▶ **DATA SECTION**

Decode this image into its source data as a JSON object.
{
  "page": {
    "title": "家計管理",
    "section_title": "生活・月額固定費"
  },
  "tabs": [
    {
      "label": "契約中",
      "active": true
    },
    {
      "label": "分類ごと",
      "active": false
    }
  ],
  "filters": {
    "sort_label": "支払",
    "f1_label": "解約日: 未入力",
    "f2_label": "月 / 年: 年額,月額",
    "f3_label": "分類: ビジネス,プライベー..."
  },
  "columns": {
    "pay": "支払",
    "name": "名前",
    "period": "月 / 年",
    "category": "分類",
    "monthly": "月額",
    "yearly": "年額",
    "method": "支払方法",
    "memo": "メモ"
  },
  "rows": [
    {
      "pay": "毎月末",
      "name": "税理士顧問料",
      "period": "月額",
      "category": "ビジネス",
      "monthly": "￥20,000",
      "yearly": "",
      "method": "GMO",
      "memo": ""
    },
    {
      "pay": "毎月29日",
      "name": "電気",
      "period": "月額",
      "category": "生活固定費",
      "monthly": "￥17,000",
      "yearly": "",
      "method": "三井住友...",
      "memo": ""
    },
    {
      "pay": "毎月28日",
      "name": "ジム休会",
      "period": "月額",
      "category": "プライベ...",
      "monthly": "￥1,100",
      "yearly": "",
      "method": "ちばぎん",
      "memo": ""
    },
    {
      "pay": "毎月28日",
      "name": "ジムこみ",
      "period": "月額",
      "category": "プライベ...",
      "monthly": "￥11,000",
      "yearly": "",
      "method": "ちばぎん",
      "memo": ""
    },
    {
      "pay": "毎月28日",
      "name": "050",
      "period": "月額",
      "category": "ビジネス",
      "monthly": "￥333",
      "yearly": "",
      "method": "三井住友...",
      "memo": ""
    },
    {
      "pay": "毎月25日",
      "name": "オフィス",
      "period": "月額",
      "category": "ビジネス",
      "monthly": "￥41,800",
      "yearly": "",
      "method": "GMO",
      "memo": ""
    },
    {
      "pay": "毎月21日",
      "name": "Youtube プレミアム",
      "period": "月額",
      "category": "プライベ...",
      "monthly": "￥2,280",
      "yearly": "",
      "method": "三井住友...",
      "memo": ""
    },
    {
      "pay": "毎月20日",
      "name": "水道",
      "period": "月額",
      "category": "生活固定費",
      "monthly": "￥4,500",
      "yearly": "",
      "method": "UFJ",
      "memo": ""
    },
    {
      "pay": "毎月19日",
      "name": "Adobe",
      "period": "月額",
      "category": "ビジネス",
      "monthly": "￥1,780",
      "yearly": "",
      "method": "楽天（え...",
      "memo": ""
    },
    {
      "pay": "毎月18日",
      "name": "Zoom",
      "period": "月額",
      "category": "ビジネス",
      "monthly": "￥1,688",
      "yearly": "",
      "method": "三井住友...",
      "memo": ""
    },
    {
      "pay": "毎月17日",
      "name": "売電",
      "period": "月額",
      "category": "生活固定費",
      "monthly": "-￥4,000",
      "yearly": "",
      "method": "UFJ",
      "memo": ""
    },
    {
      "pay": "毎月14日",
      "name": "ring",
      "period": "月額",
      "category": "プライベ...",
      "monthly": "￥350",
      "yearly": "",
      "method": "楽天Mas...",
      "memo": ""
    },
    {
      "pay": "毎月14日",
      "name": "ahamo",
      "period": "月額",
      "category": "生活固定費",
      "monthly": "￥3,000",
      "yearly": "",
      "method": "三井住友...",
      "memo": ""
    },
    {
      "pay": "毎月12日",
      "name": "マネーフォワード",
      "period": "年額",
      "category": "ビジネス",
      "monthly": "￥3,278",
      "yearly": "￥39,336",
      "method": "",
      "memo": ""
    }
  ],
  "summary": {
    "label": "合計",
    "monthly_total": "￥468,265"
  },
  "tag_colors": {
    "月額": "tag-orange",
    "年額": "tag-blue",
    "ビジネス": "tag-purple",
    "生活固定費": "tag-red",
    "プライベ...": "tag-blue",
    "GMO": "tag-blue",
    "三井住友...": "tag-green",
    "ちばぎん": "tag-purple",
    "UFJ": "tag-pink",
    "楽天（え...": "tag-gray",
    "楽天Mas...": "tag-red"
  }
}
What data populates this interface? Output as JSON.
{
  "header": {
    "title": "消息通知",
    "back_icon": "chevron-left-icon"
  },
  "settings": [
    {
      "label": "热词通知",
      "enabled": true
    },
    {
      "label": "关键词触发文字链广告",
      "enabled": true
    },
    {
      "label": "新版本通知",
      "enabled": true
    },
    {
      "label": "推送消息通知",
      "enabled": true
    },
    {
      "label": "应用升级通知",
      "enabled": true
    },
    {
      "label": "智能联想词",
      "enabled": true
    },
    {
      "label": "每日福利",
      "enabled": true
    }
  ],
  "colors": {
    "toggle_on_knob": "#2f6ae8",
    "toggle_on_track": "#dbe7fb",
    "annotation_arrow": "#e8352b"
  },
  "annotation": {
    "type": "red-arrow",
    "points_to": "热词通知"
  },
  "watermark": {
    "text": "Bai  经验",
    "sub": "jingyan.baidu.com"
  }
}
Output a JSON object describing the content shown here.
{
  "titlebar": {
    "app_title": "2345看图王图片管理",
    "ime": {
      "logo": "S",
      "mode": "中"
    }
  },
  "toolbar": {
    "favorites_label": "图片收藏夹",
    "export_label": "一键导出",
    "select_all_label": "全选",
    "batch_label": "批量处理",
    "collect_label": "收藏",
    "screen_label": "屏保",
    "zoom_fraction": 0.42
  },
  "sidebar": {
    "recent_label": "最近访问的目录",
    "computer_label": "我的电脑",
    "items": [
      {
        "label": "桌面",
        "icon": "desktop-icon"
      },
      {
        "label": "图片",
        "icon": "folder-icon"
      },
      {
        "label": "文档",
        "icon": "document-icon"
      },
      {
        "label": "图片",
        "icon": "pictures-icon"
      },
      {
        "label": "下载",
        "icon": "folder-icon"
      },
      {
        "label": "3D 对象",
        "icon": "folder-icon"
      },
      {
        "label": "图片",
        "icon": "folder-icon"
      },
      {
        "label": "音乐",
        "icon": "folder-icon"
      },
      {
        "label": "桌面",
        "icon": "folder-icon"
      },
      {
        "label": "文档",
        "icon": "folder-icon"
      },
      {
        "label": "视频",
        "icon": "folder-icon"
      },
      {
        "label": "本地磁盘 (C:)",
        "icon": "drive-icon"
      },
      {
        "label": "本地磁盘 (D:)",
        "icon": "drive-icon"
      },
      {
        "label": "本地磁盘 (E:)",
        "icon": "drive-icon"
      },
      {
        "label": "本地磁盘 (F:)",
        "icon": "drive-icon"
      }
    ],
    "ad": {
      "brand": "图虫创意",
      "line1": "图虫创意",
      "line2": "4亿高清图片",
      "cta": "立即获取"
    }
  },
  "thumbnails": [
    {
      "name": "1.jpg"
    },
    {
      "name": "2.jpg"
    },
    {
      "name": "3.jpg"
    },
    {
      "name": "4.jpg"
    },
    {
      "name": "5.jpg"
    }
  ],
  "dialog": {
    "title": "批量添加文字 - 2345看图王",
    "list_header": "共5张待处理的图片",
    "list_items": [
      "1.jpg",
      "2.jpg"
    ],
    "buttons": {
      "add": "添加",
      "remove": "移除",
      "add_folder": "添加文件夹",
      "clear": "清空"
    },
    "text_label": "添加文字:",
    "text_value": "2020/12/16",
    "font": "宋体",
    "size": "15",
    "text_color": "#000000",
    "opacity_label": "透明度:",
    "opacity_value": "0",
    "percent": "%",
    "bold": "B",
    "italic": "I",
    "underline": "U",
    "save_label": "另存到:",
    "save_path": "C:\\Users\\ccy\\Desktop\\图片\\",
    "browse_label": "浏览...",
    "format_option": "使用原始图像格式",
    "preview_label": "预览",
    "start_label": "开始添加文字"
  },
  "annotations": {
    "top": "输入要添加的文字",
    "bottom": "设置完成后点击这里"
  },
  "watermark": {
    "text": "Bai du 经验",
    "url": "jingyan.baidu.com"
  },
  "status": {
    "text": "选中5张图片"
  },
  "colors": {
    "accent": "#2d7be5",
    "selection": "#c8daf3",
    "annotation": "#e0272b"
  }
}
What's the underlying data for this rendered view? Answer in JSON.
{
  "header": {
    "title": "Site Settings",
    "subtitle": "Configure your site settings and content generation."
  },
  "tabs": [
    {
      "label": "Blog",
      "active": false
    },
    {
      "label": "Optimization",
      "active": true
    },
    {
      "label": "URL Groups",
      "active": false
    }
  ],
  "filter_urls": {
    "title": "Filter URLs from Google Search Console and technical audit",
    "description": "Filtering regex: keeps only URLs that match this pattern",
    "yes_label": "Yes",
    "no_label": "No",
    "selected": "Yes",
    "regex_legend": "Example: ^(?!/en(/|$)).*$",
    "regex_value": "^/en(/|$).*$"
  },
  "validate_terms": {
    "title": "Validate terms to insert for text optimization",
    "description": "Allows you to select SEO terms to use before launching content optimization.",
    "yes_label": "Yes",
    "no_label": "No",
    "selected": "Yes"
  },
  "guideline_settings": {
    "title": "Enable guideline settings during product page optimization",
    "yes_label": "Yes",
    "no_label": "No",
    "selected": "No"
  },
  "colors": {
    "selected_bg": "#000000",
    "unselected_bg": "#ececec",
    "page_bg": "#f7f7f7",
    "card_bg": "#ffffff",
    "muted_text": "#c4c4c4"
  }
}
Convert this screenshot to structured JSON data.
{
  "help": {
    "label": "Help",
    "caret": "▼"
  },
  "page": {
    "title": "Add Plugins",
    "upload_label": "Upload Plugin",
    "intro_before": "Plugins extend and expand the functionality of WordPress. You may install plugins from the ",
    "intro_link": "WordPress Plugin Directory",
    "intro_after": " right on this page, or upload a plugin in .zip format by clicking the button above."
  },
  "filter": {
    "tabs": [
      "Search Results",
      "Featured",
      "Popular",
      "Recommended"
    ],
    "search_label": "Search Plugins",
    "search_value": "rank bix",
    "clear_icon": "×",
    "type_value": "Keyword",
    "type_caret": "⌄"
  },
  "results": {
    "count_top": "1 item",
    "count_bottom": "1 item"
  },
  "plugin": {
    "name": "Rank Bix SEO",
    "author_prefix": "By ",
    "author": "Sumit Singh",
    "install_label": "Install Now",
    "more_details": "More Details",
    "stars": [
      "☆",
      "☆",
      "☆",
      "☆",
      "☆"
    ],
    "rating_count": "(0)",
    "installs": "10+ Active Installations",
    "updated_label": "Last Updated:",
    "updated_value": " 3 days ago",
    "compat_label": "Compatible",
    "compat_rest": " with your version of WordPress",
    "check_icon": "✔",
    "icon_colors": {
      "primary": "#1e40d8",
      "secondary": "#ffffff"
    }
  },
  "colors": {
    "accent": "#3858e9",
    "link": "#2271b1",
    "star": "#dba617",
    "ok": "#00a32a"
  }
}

▶ **GIVEN REQUEST**
Locate the word "JSON" in the entries, and copy every line where it is found.

▶ **WRITTEN RESPONSE**
Decode this image into its source data as a JSON object.
What data populates this interface? Output as JSON.
Output a JSON object describing the content shown here.
What's the underlying data for this rendered view? Answer in JSON.
Convert this screenshot to structured JSON data.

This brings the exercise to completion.